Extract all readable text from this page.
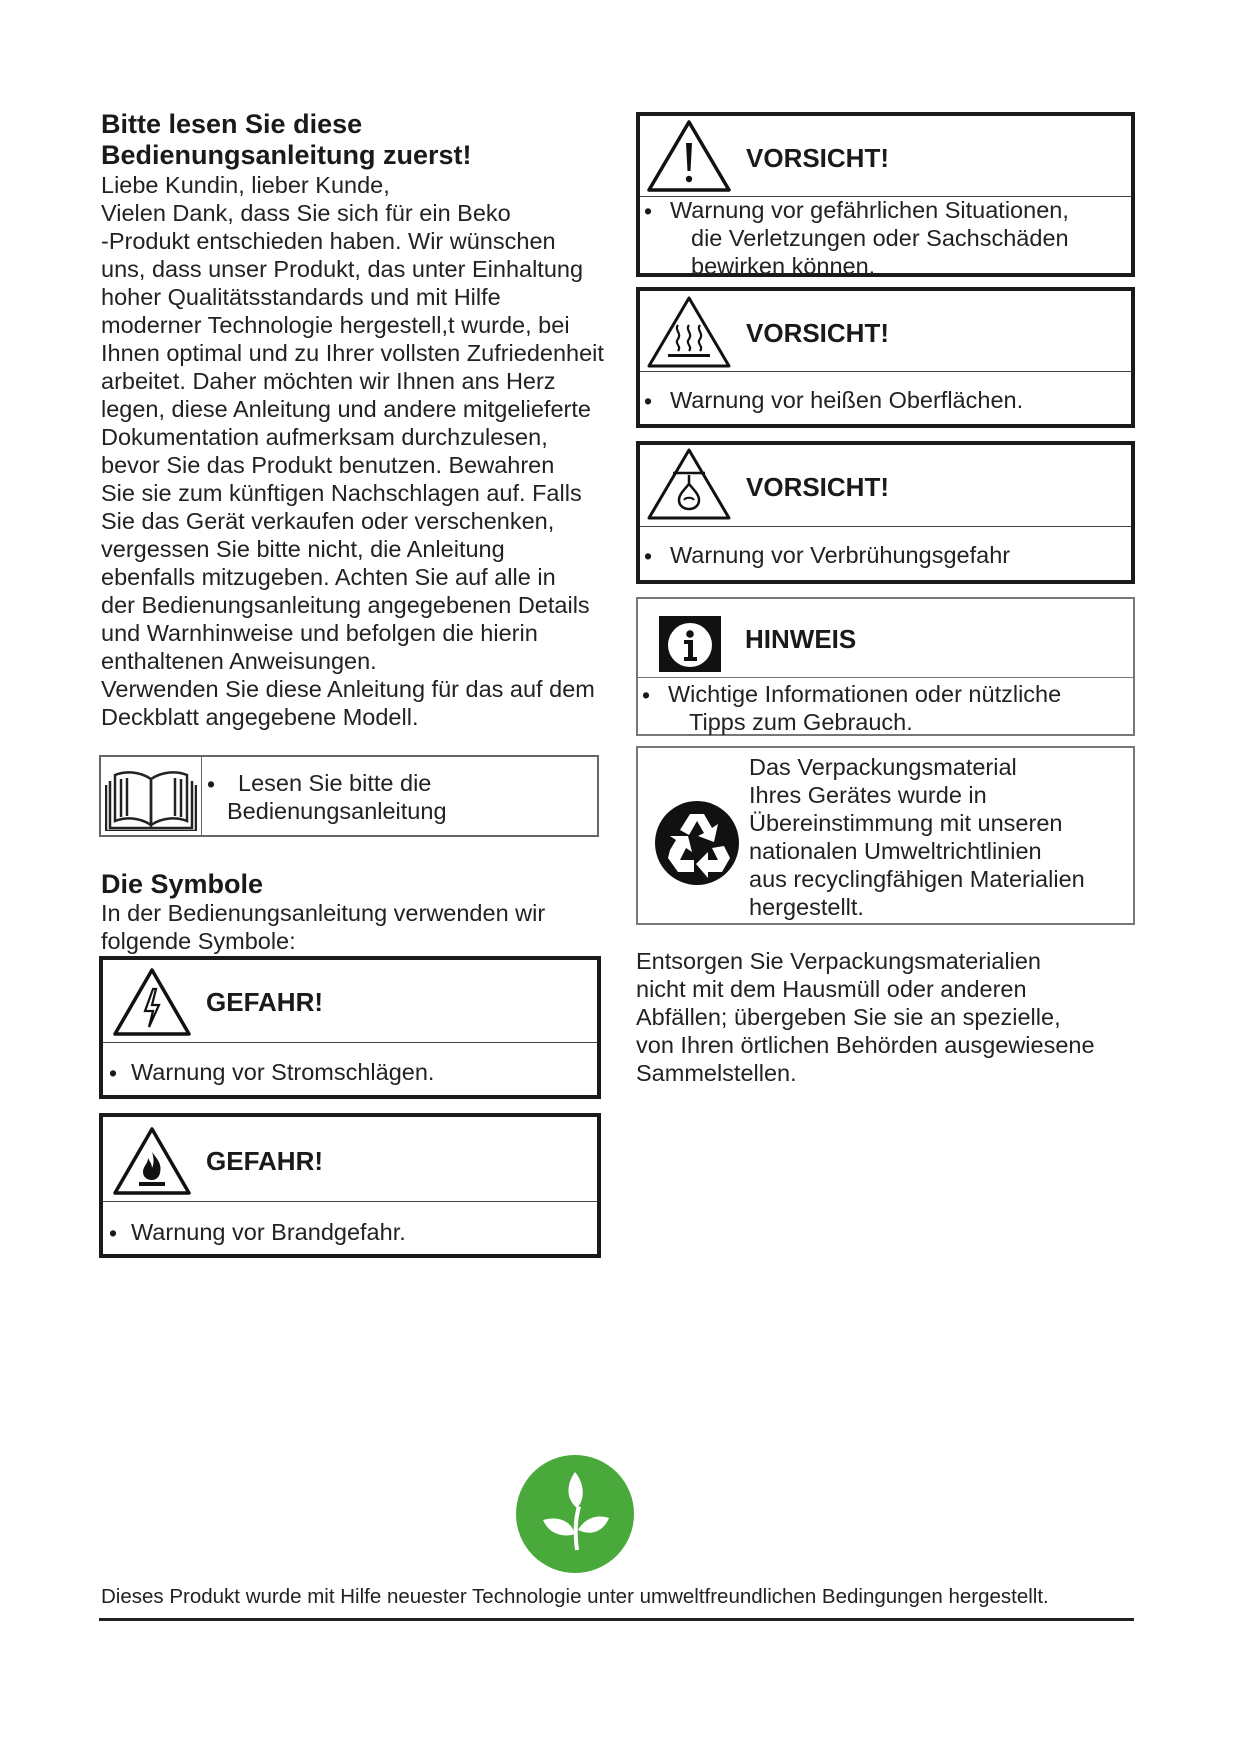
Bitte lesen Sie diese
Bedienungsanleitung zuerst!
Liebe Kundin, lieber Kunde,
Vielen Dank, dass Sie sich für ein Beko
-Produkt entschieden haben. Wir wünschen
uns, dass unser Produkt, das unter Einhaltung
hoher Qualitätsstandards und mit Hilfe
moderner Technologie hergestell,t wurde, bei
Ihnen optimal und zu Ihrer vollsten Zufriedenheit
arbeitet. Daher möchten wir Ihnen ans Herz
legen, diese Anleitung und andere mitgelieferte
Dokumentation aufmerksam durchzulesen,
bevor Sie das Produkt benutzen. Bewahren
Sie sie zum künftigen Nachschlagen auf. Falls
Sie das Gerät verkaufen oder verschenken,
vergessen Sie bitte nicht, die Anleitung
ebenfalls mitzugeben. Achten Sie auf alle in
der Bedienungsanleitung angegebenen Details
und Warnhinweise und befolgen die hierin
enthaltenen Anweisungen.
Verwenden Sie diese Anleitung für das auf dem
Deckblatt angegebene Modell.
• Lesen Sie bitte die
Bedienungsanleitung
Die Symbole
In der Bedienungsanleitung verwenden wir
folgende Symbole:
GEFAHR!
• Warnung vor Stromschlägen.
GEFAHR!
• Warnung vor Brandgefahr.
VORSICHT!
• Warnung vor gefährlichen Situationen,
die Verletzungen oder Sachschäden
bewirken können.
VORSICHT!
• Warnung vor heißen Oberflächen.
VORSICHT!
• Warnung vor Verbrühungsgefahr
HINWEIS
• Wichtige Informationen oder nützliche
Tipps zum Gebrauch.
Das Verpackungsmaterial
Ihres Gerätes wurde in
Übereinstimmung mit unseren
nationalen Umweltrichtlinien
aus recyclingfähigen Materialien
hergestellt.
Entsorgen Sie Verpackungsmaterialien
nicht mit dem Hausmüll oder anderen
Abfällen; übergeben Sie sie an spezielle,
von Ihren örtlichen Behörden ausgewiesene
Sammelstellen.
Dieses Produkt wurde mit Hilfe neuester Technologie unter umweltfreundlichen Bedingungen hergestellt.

* * *

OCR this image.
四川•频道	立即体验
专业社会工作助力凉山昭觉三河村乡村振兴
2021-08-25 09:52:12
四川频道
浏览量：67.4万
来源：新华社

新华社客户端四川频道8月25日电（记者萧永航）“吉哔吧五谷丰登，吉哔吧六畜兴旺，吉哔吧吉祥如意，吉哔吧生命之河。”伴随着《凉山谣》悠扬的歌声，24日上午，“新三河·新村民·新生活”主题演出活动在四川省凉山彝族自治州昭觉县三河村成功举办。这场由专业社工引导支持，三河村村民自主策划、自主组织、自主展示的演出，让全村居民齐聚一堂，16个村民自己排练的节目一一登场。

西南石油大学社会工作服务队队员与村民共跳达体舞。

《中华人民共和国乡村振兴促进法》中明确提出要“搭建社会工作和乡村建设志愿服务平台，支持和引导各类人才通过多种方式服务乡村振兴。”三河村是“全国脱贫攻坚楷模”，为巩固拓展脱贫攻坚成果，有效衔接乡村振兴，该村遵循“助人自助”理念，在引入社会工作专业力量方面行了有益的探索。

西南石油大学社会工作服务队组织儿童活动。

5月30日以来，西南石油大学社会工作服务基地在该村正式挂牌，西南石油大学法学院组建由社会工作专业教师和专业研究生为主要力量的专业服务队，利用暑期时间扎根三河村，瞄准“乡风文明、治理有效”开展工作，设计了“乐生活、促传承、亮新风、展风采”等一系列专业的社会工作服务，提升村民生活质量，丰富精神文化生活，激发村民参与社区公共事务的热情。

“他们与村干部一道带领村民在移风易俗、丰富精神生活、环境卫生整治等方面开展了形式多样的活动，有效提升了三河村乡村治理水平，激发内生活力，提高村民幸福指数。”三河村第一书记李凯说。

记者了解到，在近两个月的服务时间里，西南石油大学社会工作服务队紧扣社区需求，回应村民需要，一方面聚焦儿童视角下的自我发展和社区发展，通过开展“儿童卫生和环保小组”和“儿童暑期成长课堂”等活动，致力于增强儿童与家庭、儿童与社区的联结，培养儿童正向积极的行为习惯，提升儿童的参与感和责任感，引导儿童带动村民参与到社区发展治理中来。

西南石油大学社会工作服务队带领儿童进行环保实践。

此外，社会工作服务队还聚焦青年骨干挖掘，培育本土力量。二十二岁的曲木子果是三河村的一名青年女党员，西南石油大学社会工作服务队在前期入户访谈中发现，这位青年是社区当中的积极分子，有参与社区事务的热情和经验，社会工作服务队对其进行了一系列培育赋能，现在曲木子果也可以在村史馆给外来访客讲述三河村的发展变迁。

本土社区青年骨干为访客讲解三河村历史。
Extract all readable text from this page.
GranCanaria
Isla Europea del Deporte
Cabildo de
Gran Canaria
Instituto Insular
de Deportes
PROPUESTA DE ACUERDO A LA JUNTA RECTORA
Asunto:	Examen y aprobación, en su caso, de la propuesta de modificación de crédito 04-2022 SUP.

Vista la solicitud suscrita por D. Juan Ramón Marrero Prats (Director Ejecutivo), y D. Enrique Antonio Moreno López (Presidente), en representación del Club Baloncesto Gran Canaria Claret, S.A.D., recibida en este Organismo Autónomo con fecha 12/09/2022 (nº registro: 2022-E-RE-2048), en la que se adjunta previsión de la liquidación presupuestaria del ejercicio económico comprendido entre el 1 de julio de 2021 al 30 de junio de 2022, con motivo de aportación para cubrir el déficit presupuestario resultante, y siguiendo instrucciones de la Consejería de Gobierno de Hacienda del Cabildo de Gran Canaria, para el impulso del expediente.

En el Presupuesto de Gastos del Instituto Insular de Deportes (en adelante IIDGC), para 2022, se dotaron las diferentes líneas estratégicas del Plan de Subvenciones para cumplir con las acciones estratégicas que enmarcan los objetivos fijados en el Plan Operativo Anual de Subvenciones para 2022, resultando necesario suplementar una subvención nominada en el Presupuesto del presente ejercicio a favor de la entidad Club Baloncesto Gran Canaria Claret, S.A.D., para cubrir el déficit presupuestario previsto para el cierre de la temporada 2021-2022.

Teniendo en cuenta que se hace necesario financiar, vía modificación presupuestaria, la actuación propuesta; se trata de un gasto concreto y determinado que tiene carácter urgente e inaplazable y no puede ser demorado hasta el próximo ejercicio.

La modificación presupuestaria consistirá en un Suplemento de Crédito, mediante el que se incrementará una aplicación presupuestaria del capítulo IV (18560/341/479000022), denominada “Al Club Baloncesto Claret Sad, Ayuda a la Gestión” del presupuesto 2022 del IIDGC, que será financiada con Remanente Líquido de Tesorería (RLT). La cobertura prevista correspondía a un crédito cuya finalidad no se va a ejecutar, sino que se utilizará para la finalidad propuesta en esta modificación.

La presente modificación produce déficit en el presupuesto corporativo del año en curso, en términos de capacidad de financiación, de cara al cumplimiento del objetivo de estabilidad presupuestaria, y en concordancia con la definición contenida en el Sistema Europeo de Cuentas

--

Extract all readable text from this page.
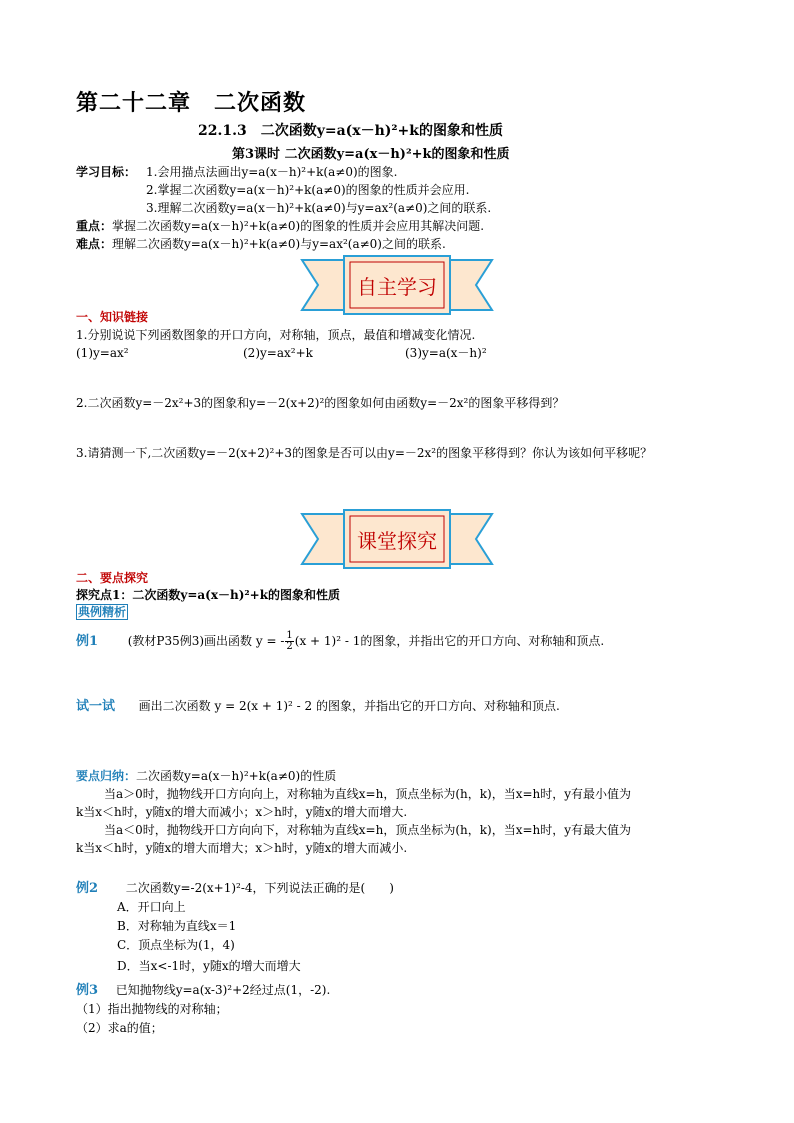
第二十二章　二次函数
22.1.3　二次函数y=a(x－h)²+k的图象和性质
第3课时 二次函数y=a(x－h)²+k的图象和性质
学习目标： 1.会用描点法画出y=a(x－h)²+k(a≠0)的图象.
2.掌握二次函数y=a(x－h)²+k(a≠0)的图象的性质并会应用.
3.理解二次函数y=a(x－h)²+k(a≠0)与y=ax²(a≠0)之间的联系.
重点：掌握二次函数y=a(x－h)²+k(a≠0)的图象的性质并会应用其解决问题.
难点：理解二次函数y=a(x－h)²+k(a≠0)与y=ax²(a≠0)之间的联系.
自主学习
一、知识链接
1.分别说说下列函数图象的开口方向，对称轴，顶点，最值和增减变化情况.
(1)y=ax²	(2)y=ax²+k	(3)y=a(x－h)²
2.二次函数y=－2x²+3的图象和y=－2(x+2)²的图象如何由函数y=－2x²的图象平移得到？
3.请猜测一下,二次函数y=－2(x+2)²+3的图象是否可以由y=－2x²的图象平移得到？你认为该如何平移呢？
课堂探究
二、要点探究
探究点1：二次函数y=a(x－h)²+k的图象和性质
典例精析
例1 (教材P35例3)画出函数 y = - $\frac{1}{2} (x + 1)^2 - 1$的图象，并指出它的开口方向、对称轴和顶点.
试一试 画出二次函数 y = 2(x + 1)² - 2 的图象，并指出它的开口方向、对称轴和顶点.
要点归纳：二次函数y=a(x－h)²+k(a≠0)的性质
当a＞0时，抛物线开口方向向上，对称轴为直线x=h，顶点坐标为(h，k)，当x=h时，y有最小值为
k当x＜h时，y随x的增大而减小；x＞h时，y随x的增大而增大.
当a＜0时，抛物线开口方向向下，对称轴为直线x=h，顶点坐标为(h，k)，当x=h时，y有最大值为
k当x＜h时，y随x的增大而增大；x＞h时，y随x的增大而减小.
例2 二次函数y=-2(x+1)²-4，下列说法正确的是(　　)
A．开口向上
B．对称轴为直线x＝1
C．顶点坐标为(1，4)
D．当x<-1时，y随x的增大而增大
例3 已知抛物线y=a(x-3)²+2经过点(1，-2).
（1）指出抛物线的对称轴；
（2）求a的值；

• WHAT IS ASKED:
Your task is to report how many lines of the material include the string "nicht". Give the number and no other words.

• TASK SOLUTION:
2